[Goal] Print, exactly and completely, every entry in the data.
%%
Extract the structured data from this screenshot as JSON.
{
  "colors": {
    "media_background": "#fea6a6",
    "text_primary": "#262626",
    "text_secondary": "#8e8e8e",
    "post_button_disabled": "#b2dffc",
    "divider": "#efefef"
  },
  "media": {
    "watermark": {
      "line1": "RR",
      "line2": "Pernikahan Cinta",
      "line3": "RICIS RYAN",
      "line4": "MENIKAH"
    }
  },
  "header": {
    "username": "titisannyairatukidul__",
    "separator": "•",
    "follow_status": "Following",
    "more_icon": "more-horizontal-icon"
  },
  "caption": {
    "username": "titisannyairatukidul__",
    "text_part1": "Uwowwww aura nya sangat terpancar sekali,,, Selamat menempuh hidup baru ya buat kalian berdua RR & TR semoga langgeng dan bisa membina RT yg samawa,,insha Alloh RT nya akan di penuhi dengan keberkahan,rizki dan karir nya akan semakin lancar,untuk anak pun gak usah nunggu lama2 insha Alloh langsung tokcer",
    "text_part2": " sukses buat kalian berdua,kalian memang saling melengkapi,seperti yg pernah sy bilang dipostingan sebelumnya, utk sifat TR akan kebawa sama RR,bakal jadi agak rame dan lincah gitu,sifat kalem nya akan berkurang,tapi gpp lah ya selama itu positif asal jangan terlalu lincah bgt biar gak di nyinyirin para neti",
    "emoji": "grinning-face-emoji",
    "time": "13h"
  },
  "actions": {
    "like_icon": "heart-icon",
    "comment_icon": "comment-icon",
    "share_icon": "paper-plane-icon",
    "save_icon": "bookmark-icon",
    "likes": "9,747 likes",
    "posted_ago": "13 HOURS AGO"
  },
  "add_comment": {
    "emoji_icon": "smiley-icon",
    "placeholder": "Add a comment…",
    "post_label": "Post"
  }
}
%%
[Answer in full]
Extract the structured data from this screenshot as JSON.
{
  "colors": {
    "media_background": "#fea6a6",
    "text_primary": "#262626",
    "text_secondary": "#8e8e8e",
    "post_button_disabled": "#b2dffc",
    "divider": "#efefef"
  },
  "media": {
    "watermark": {
      "line1": "RR",
      "line2": "Pernikahan Cinta",
      "line3": "RICIS RYAN",
      "line4": "MENIKAH"
    }
  },
  "header": {
    "username": "titisannyairatukidul__",
    "separator": "•",
    "follow_status": "Following",
    "more_icon": "more-horizontal-icon"
  },
  "caption": {
    "username": "titisannyairatukidul__",
    "text_part1": "Uwowwww aura nya sangat terpancar sekali,,, Selamat menempuh hidup baru ya buat kalian berdua RR & TR semoga langgeng dan bisa membina RT yg samawa,,insha Alloh RT nya akan di penuhi dengan keberkahan,rizki dan karir nya akan semakin lancar,untuk anak pun gak usah nunggu lama2 insha Alloh langsung tokcer",
    "text_part2": " sukses buat kalian berdua,kalian memang saling melengkapi,seperti yg pernah sy bilang dipostingan sebelumnya, utk sifat TR akan kebawa sama RR,bakal jadi agak rame dan lincah gitu,sifat kalem nya akan berkurang,tapi gpp lah ya selama itu positif asal jangan terlalu lincah bgt biar gak di nyinyirin para neti",
    "emoji": "grinning-face-emoji",
    "time": "13h"
  },
  "actions": {
    "like_icon": "heart-icon",
    "comment_icon": "comment-icon",
    "share_icon": "paper-plane-icon",
    "save_icon": "bookmark-icon",
    "likes": "9,747 likes",
    "posted_ago": "13 HOURS AGO"
  },
  "add_comment": {
    "emoji_icon": "smiley-icon",
    "placeholder": "Add a comment…",
    "post_label": "Post"
  }
}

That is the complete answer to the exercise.